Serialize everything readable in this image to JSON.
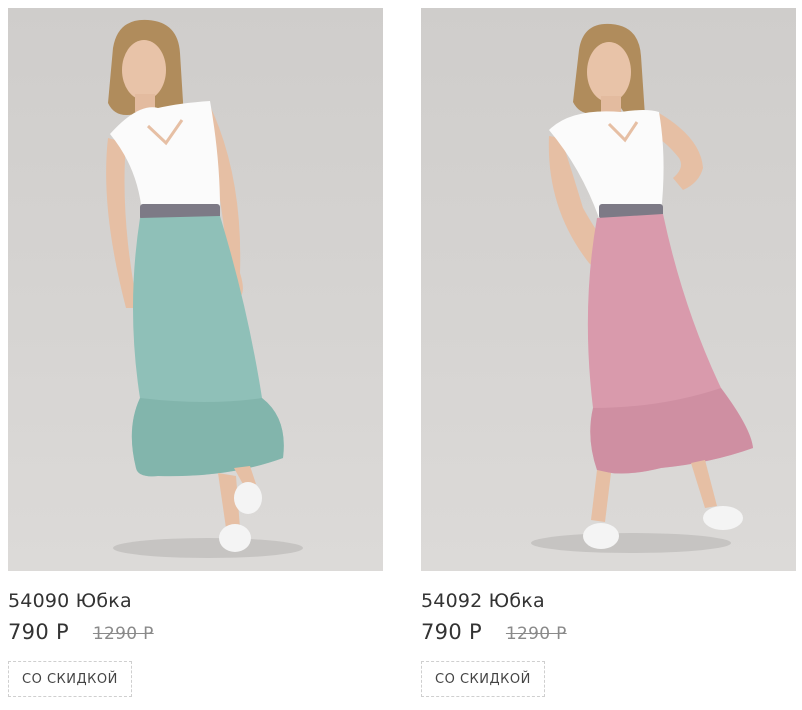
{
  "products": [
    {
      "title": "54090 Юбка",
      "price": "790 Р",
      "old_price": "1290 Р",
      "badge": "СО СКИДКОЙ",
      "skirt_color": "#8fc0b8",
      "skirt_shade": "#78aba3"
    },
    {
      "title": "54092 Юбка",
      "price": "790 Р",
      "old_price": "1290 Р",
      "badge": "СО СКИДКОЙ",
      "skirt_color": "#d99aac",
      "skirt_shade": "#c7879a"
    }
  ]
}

++++

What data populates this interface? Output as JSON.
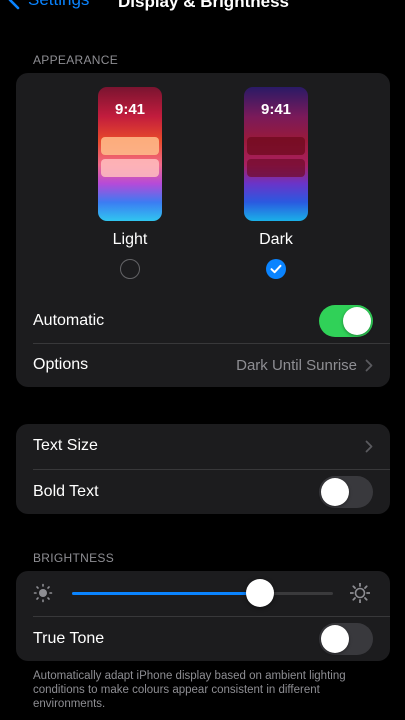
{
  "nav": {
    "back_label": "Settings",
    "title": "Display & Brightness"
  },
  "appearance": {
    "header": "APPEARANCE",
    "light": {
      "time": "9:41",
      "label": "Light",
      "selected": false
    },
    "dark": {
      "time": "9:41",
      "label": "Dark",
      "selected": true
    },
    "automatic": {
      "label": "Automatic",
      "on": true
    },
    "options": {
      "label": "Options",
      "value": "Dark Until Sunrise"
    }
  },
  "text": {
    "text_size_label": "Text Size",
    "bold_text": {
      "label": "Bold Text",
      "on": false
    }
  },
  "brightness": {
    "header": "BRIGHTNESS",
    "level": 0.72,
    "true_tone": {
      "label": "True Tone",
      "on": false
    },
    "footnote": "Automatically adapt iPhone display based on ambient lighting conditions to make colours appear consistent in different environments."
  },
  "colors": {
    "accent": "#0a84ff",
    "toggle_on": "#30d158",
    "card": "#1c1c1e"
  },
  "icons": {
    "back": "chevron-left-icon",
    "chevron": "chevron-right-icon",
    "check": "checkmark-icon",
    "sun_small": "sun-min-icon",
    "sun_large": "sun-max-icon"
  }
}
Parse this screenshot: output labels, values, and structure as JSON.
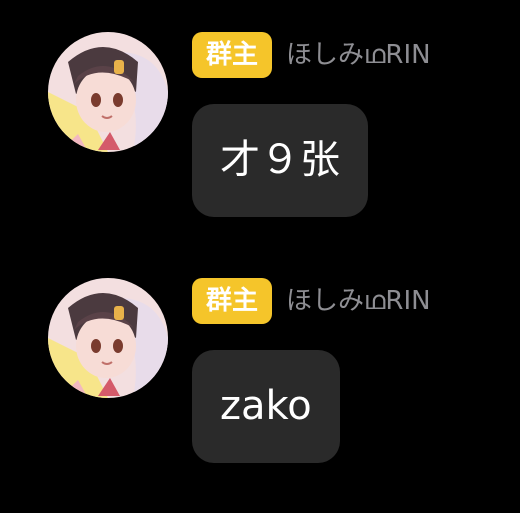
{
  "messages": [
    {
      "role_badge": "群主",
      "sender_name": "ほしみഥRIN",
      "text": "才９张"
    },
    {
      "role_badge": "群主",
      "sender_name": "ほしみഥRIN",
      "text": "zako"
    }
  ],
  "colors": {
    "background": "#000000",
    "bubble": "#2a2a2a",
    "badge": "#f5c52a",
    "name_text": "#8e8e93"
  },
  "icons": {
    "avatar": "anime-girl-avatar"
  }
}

++++

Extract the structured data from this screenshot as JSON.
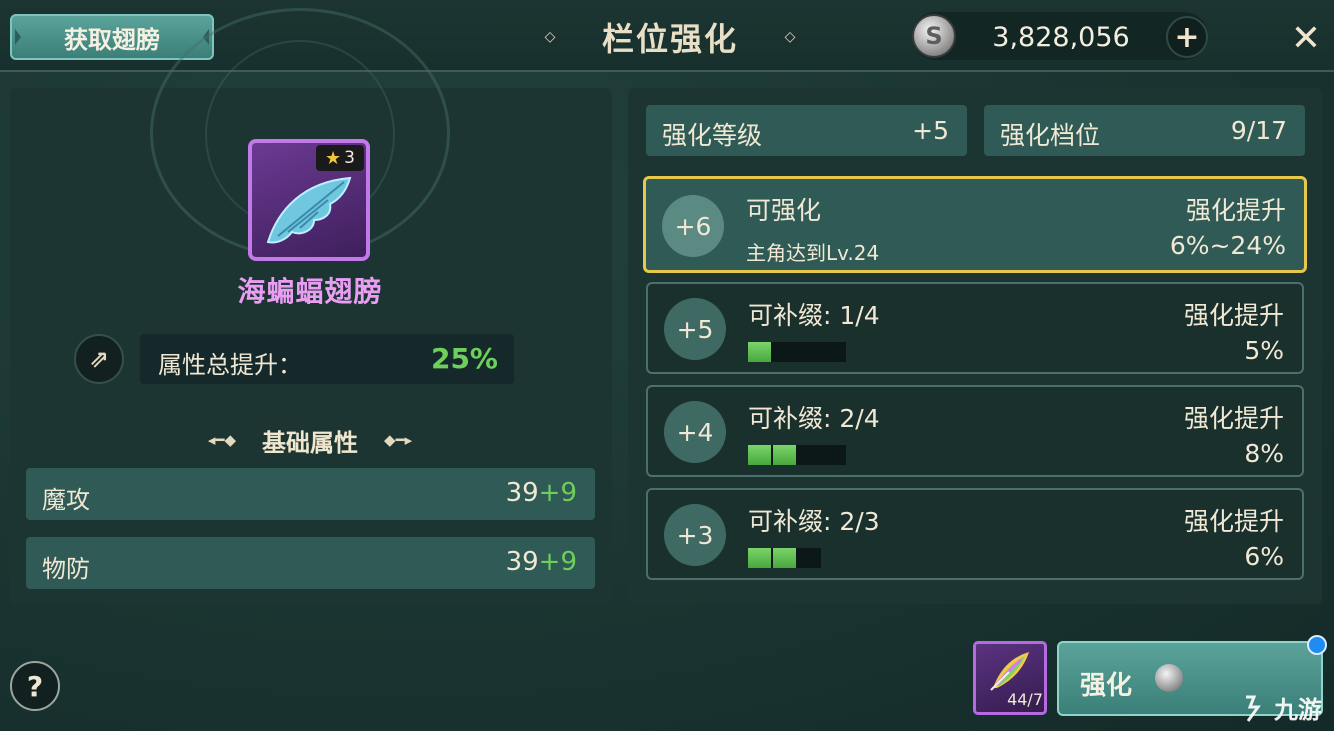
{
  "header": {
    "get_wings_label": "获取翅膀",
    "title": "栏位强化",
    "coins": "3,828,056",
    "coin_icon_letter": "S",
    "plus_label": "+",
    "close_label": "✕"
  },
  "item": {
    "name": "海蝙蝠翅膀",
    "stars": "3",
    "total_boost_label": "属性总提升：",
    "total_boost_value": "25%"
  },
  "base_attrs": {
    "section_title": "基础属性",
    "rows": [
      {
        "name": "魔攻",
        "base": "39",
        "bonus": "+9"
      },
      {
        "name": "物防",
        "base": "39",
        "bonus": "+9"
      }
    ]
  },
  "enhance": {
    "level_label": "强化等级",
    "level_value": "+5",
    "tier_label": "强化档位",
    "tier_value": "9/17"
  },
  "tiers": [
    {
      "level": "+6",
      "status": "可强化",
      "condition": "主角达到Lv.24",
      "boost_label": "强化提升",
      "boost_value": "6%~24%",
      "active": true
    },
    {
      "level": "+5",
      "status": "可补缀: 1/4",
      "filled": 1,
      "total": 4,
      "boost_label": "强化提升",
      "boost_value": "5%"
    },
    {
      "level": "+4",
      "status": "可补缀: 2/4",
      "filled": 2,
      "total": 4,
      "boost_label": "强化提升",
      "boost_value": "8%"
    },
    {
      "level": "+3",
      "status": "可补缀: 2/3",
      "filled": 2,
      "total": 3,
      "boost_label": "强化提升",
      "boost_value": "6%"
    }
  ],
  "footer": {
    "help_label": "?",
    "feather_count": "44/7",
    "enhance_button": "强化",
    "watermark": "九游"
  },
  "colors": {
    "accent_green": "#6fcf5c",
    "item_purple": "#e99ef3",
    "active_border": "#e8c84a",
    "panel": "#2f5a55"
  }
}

++++

* _Set exercise_
Only the number is wanted: how many lines in the preceding entries hold the string "status"?

* _Reply to the task_
4